[Data records]
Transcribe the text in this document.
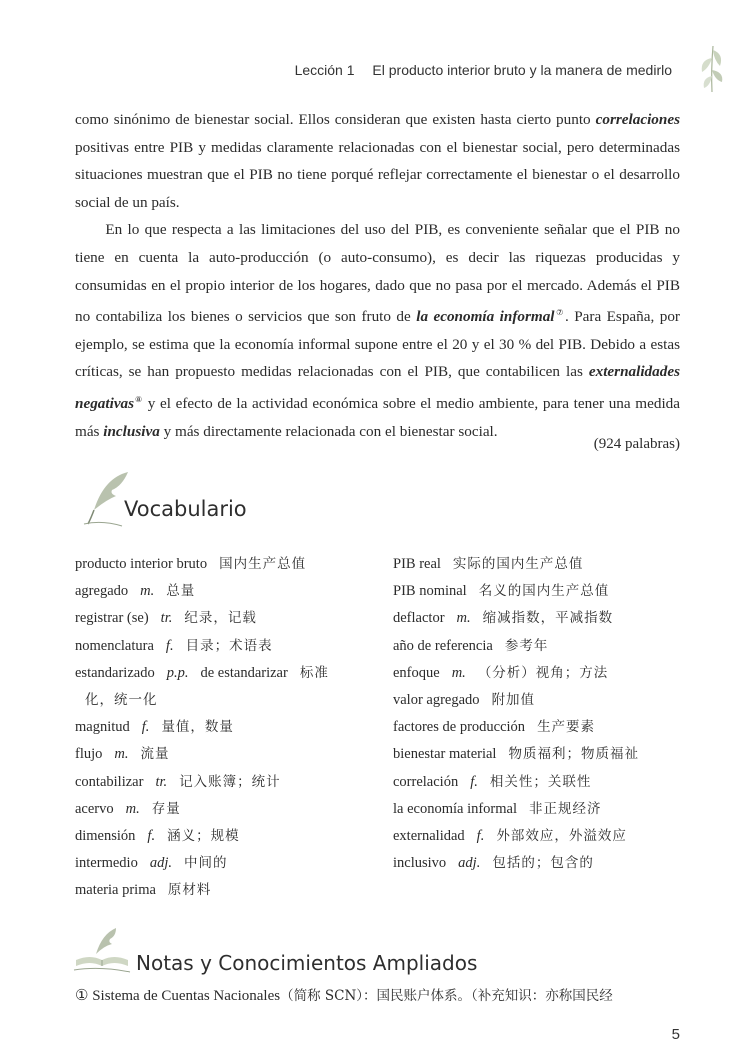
Lección 1 El producto interior bruto y la manera de medirlo

como sinónimo de bienestar social. Ellos consideran que existen hasta cierto punto correlaciones positivas entre PIB y medidas claramente relacionadas con el bienestar social, pero determinadas situaciones muestran que el PIB no tiene porqué reflejar correctamente el bienestar o el desarrollo social de un país.

En lo que respecta a las limitaciones del uso del PIB, es conveniente señalar que el PIB no tiene en cuenta la auto-producción (o auto-consumo), es decir las riquezas producidas y consumidas en el propio interior de los hogares, dado que no pasa por el mercado. Además el PIB no contabiliza los bienes o servicios que son fruto de la economía informal⑦. Para España, por ejemplo, se estima que la economía informal supone entre el 20 y el 30 % del PIB. Debido a estas críticas, se han propuesto medidas relacionadas con el PIB, que contabilicen las externalidades negativas⑧ y el efecto de la actividad económica sobre el medio ambiente, para tener una medida más inclusiva y más directamente relacionada con el bienestar social.

(924 palabras)
Vocabulario
producto interior bruto 国内生产总值
agregado m. 总量
registrar (se) tr. 纪录，记载
nomenclatura f. 目录；术语表
estandarizado p.p. de estandarizar 标准
化，统一化
magnitud f. 量值，数量
flujo m. 流量
contabilizar tr. 记入账簿；统计
acervo m. 存量
dimensión f. 涵义；规模
intermedio adj. 中间的
materia prima 原材料
PIB real 实际的国内生产总值
PIB nominal 名义的国内生产总值
deflactor m. 缩减指数，平减指数
año de referencia 参考年
enfoque m. （分析）视角；方法
valor agregado 附加值
factores de producción 生产要素
bienestar material 物质福利；物质福祉
correlación f. 相关性；关联性
la economía informal 非正规经济
externalidad f. 外部效应，外溢效应
inclusivo adj. 包括的；包含的
Notas y Conocimientos Ampliados
① Sistema de Cuentas Nacionales（简称 SCN）：国民账户体系。（补充知识：亦称国民经
5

> What the task asks: Omit the pictures. Output every record above word for word.

> Answer:
Transcribe the text in this document.
Lección 1 El producto interior bruto y la manera de medirlo

como sinónimo de bienestar social. Ellos consideran que existen hasta cierto punto correlaciones positivas entre PIB y medidas claramente relacionadas con el bienestar social, pero determinadas situaciones muestran que el PIB no tiene porqué reflejar correctamente el bienestar o el desarrollo social de un país.

En lo que respecta a las limitaciones del uso del PIB, es conveniente señalar que el PIB no tiene en cuenta la auto-producción (o auto-consumo), es decir las riquezas producidas y consumidas en el propio interior de los hogares, dado que no pasa por el mercado. Además el PIB no contabiliza los bienes o servicios que son fruto de la economía informal⑦. Para España, por ejemplo, se estima que la economía informal supone entre el 20 y el 30 % del PIB. Debido a estas críticas, se han propuesto medidas relacionadas con el PIB, que contabilicen las externalidades negativas⑧ y el efecto de la actividad económica sobre el medio ambiente, para tener una medida más inclusiva y más directamente relacionada con el bienestar social.

(924 palabras)
Vocabulario
producto interior bruto 国内生产总值
agregado m. 总量
registrar (se) tr. 纪录，记载
nomenclatura f. 目录；术语表
estandarizado p.p. de estandarizar 标准
化，统一化
magnitud f. 量值，数量
flujo m. 流量
contabilizar tr. 记入账簿；统计
acervo m. 存量
dimensión f. 涵义；规模
intermedio adj. 中间的
materia prima 原材料
PIB real 实际的国内生产总值
PIB nominal 名义的国内生产总值
deflactor m. 缩减指数，平减指数
año de referencia 参考年
enfoque m. （分析）视角；方法
valor agregado 附加值
factores de producción 生产要素
bienestar material 物质福利；物质福祉
correlación f. 相关性；关联性
la economía informal 非正规经济
externalidad f. 外部效应，外溢效应
inclusivo adj. 包括的；包含的
Notas y Conocimientos Ampliados
① Sistema de Cuentas Nacionales（简称 SCN）：国民账户体系。（补充知识：亦称国民经
5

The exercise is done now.